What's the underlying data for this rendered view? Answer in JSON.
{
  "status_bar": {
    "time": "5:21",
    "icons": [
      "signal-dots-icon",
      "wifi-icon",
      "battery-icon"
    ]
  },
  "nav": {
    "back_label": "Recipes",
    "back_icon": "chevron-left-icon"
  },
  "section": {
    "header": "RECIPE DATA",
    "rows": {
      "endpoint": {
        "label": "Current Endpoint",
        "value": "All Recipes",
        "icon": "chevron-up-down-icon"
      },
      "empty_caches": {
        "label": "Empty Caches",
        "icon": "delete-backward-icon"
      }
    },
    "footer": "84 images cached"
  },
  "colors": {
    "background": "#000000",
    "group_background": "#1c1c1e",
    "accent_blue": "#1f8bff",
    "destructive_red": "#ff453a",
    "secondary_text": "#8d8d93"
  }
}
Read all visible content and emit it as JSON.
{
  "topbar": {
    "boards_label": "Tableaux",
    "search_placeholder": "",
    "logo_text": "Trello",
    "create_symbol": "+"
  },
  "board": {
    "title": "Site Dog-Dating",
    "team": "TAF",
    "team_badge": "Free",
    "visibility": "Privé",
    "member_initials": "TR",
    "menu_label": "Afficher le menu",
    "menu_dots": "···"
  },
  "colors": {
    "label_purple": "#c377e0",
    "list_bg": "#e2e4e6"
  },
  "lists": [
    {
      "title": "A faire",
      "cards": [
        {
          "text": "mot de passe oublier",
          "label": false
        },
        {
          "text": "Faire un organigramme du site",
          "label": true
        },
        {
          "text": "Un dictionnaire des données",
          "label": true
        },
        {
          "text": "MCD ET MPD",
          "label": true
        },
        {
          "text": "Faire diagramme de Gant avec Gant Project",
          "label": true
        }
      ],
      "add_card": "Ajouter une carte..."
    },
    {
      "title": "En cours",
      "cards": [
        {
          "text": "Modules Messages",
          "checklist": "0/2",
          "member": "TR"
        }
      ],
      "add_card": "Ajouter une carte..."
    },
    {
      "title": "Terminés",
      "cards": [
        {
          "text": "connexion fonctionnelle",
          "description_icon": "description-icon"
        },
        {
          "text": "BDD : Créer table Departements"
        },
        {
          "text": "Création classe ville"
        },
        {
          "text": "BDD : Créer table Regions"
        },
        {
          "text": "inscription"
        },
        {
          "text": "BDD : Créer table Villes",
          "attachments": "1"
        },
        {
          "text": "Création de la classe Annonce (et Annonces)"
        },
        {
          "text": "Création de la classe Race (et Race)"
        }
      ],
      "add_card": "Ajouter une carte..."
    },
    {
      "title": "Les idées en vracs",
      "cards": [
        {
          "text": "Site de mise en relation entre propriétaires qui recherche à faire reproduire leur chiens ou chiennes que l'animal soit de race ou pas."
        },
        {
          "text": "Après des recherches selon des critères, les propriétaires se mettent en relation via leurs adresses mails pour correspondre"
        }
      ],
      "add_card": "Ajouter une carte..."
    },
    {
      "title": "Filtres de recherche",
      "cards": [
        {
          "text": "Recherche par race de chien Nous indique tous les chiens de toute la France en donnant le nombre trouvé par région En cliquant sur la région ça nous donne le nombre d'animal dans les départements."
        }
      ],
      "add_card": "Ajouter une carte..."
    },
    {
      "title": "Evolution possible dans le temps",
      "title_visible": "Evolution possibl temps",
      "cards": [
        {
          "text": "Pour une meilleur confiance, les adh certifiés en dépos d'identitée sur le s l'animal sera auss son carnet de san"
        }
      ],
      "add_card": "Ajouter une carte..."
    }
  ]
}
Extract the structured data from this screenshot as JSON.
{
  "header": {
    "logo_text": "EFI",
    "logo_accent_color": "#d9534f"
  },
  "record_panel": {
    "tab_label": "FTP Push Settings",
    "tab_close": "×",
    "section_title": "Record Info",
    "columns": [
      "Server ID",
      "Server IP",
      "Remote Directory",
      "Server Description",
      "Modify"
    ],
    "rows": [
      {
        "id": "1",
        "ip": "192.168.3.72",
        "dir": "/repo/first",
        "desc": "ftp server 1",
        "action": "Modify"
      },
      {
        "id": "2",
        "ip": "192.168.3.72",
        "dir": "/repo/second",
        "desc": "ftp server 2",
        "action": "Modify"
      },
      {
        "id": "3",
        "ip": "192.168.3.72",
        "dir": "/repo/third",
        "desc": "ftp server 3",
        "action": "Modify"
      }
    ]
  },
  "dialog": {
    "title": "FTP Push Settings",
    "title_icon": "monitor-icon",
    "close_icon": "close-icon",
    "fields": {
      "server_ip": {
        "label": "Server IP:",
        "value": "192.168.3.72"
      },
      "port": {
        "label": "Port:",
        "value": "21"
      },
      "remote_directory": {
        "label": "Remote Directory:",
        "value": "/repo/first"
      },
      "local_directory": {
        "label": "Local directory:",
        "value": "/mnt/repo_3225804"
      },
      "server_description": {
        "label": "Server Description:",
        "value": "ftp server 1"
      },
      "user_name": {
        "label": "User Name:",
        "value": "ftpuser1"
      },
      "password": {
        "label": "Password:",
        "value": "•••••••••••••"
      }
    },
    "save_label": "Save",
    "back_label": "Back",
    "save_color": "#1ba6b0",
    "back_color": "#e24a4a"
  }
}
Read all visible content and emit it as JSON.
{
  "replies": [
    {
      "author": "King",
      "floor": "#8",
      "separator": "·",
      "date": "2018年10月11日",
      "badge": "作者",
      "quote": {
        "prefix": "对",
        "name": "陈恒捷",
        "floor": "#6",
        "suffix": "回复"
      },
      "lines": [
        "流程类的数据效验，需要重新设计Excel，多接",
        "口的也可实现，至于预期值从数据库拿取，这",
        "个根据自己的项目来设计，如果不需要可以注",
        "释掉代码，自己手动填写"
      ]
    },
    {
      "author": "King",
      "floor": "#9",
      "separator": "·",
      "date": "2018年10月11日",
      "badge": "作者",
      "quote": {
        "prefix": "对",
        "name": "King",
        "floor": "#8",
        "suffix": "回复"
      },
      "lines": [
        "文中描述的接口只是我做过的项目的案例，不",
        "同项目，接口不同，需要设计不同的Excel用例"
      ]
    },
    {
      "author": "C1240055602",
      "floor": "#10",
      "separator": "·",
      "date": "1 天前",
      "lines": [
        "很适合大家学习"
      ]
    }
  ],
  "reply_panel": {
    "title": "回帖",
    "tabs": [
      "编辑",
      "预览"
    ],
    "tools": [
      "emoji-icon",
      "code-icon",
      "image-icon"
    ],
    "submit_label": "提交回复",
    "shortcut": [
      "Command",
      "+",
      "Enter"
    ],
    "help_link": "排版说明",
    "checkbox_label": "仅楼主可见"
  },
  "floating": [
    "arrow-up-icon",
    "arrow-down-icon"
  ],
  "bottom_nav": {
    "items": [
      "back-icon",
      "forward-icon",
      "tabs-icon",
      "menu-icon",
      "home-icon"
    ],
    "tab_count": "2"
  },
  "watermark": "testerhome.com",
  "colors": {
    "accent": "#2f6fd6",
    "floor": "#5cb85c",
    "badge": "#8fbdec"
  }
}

:::::

* [OBJECTIVE]
Quote each line above in full, word for word.

* [OUTPUT FOR THIS EXERCISE]
What's the underlying data for this rendered view? Answer in JSON.
{
  "status_bar": {
    "time": "5:21",
    "icons": [
      "signal-dots-icon",
      "wifi-icon",
      "battery-icon"
    ]
  },
  "nav": {
    "back_label": "Recipes",
    "back_icon": "chevron-left-icon"
  },
  "section": {
    "header": "RECIPE DATA",
    "rows": {
      "endpoint": {
        "label": "Current Endpoint",
        "value": "All Recipes",
        "icon": "chevron-up-down-icon"
      },
      "empty_caches": {
        "label": "Empty Caches",
        "icon": "delete-backward-icon"
      }
    },
    "footer": "84 images cached"
  },
  "colors": {
    "background": "#000000",
    "group_background": "#1c1c1e",
    "accent_blue": "#1f8bff",
    "destructive_red": "#ff453a",
    "secondary_text": "#8d8d93"
  }
}
Read all visible content and emit it as JSON.
{
  "topbar": {
    "boards_label": "Tableaux",
    "search_placeholder": "",
    "logo_text": "Trello",
    "create_symbol": "+"
  },
  "board": {
    "title": "Site Dog-Dating",
    "team": "TAF",
    "team_badge": "Free",
    "visibility": "Privé",
    "member_initials": "TR",
    "menu_label": "Afficher le menu",
    "menu_dots": "···"
  },
  "colors": {
    "label_purple": "#c377e0",
    "list_bg": "#e2e4e6"
  },
  "lists": [
    {
      "title": "A faire",
      "cards": [
        {
          "text": "mot de passe oublier",
          "label": false
        },
        {
          "text": "Faire un organigramme du site",
          "label": true
        },
        {
          "text": "Un dictionnaire des données",
          "label": true
        },
        {
          "text": "MCD ET MPD",
          "label": true
        },
        {
          "text": "Faire diagramme de Gant avec Gant Project",
          "label": true
        }
      ],
      "add_card": "Ajouter une carte..."
    },
    {
      "title": "En cours",
      "cards": [
        {
          "text": "Modules Messages",
          "checklist": "0/2",
          "member": "TR"
        }
      ],
      "add_card": "Ajouter une carte..."
    },
    {
      "title": "Terminés",
      "cards": [
        {
          "text": "connexion fonctionnelle",
          "description_icon": "description-icon"
        },
        {
          "text": "BDD : Créer table Departements"
        },
        {
          "text": "Création classe ville"
        },
        {
          "text": "BDD : Créer table Regions"
        },
        {
          "text": "inscription"
        },
        {
          "text": "BDD : Créer table Villes",
          "attachments": "1"
        },
        {
          "text": "Création de la classe Annonce (et Annonces)"
        },
        {
          "text": "Création de la classe Race (et Race)"
        }
      ],
      "add_card": "Ajouter une carte..."
    },
    {
      "title": "Les idées en vracs",
      "cards": [
        {
          "text": "Site de mise en relation entre propriétaires qui recherche à faire reproduire leur chiens ou chiennes que l'animal soit de race ou pas."
        },
        {
          "text": "Après des recherches selon des critères, les propriétaires se mettent en relation via leurs adresses mails pour correspondre"
        }
      ],
      "add_card": "Ajouter une carte..."
    },
    {
      "title": "Filtres de recherche",
      "cards": [
        {
          "text": "Recherche par race de chien Nous indique tous les chiens de toute la France en donnant le nombre trouvé par région En cliquant sur la région ça nous donne le nombre d'animal dans les départements."
        }
      ],
      "add_card": "Ajouter une carte..."
    },
    {
      "title": "Evolution possible dans le temps",
      "title_visible": "Evolution possibl temps",
      "cards": [
        {
          "text": "Pour une meilleur confiance, les adh certifiés en dépos d'identitée sur le s l'animal sera auss son carnet de san"
        }
      ],
      "add_card": "Ajouter une carte..."
    }
  ]
}
Extract the structured data from this screenshot as JSON.
{
  "header": {
    "logo_text": "EFI",
    "logo_accent_color": "#d9534f"
  },
  "record_panel": {
    "tab_label": "FTP Push Settings",
    "tab_close": "×",
    "section_title": "Record Info",
    "columns": [
      "Server ID",
      "Server IP",
      "Remote Directory",
      "Server Description",
      "Modify"
    ],
    "rows": [
      {
        "id": "1",
        "ip": "192.168.3.72",
        "dir": "/repo/first",
        "desc": "ftp server 1",
        "action": "Modify"
      },
      {
        "id": "2",
        "ip": "192.168.3.72",
        "dir": "/repo/second",
        "desc": "ftp server 2",
        "action": "Modify"
      },
      {
        "id": "3",
        "ip": "192.168.3.72",
        "dir": "/repo/third",
        "desc": "ftp server 3",
        "action": "Modify"
      }
    ]
  },
  "dialog": {
    "title": "FTP Push Settings",
    "title_icon": "monitor-icon",
    "close_icon": "close-icon",
    "fields": {
      "server_ip": {
        "label": "Server IP:",
        "value": "192.168.3.72"
      },
      "port": {
        "label": "Port:",
        "value": "21"
      },
      "remote_directory": {
        "label": "Remote Directory:",
        "value": "/repo/first"
      },
      "local_directory": {
        "label": "Local directory:",
        "value": "/mnt/repo_3225804"
      },
      "server_description": {
        "label": "Server Description:",
        "value": "ftp server 1"
      },
      "user_name": {
        "label": "User Name:",
        "value": "ftpuser1"
      },
      "password": {
        "label": "Password:",
        "value": "•••••••••••••"
      }
    },
    "save_label": "Save",
    "back_label": "Back",
    "save_color": "#1ba6b0",
    "back_color": "#e24a4a"
  }
}
Read all visible content and emit it as JSON.
{
  "replies": [
    {
      "author": "King",
      "floor": "#8",
      "separator": "·",
      "date": "2018年10月11日",
      "badge": "作者",
      "quote": {
        "prefix": "对",
        "name": "陈恒捷",
        "floor": "#6",
        "suffix": "回复"
      },
      "lines": [
        "流程类的数据效验，需要重新设计Excel，多接",
        "口的也可实现，至于预期值从数据库拿取，这",
        "个根据自己的项目来设计，如果不需要可以注",
        "释掉代码，自己手动填写"
      ]
    },
    {
      "author": "King",
      "floor": "#9",
      "separator": "·",
      "date": "2018年10月11日",
      "badge": "作者",
      "quote": {
        "prefix": "对",
        "name": "King",
        "floor": "#8",
        "suffix": "回复"
      },
      "lines": [
        "文中描述的接口只是我做过的项目的案例，不",
        "同项目，接口不同，需要设计不同的Excel用例"
      ]
    },
    {
      "author": "C1240055602",
      "floor": "#10",
      "separator": "·",
      "date": "1 天前",
      "lines": [
        "很适合大家学习"
      ]
    }
  ],
  "reply_panel": {
    "title": "回帖",
    "tabs": [
      "编辑",
      "预览"
    ],
    "tools": [
      "emoji-icon",
      "code-icon",
      "image-icon"
    ],
    "submit_label": "提交回复",
    "shortcut": [
      "Command",
      "+",
      "Enter"
    ],
    "help_link": "排版说明",
    "checkbox_label": "仅楼主可见"
  },
  "floating": [
    "arrow-up-icon",
    "arrow-down-icon"
  ],
  "bottom_nav": {
    "items": [
      "back-icon",
      "forward-icon",
      "tabs-icon",
      "menu-icon",
      "home-icon"
    ],
    "tab_count": "2"
  },
  "watermark": "testerhome.com",
  "colors": {
    "accent": "#2f6fd6",
    "floor": "#5cb85c",
    "badge": "#8fbdec"
  }
}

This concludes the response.